• Task goal
Gather each line of the records where "name" appears.

Start Data extract

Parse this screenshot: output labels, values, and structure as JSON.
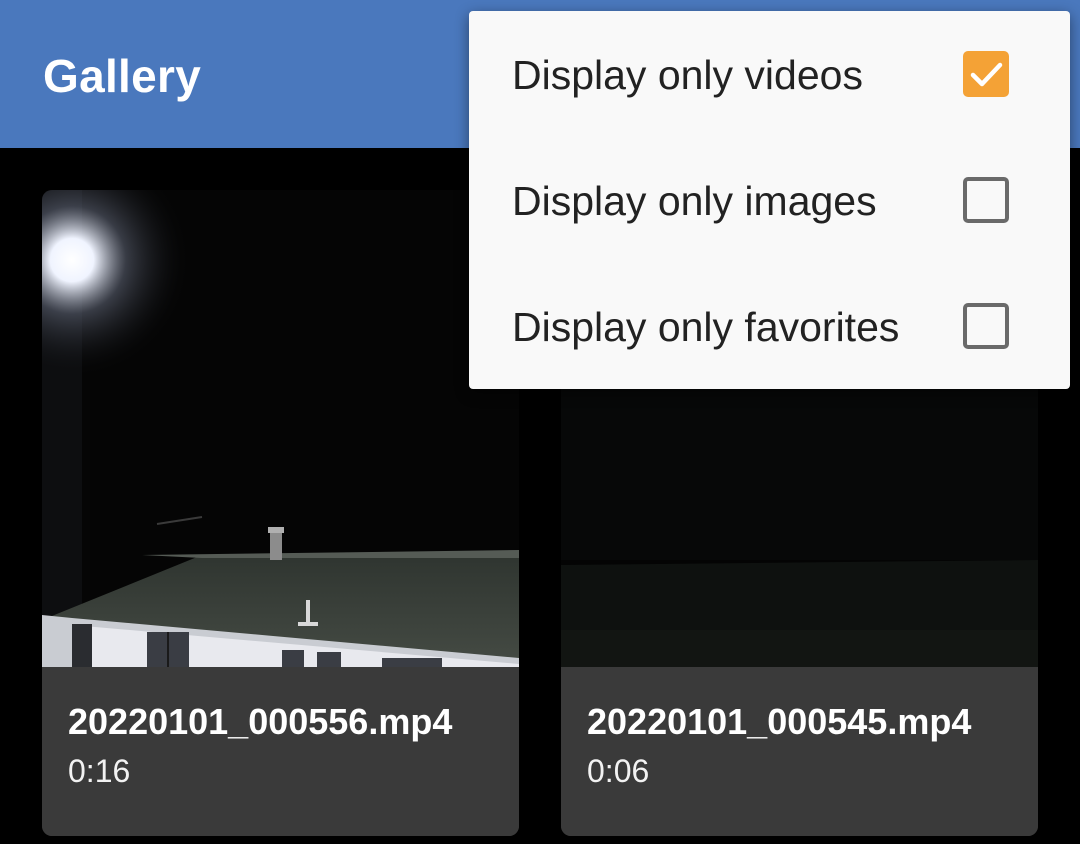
{
  "app_bar": {
    "title": "Gallery"
  },
  "gallery": {
    "items": [
      {
        "name": "20220101_000556.mp4",
        "duration": "0:16"
      },
      {
        "name": "20220101_000545.mp4",
        "duration": "0:06"
      }
    ]
  },
  "filter_menu": {
    "options": [
      {
        "label": "Display only videos",
        "checked": true
      },
      {
        "label": "Display only images",
        "checked": false
      },
      {
        "label": "Display only favorites",
        "checked": false
      }
    ]
  },
  "colors": {
    "app_bar": "#4a78bd",
    "checkbox_checked": "#f4a236",
    "card_info": "#3a3a3a"
  },
  "icons": {
    "check": "checkmark-icon"
  }
}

End Data extract

• Expected answer
        "name": "20220101_000556.mp4",
        "name": "20220101_000545.mp4",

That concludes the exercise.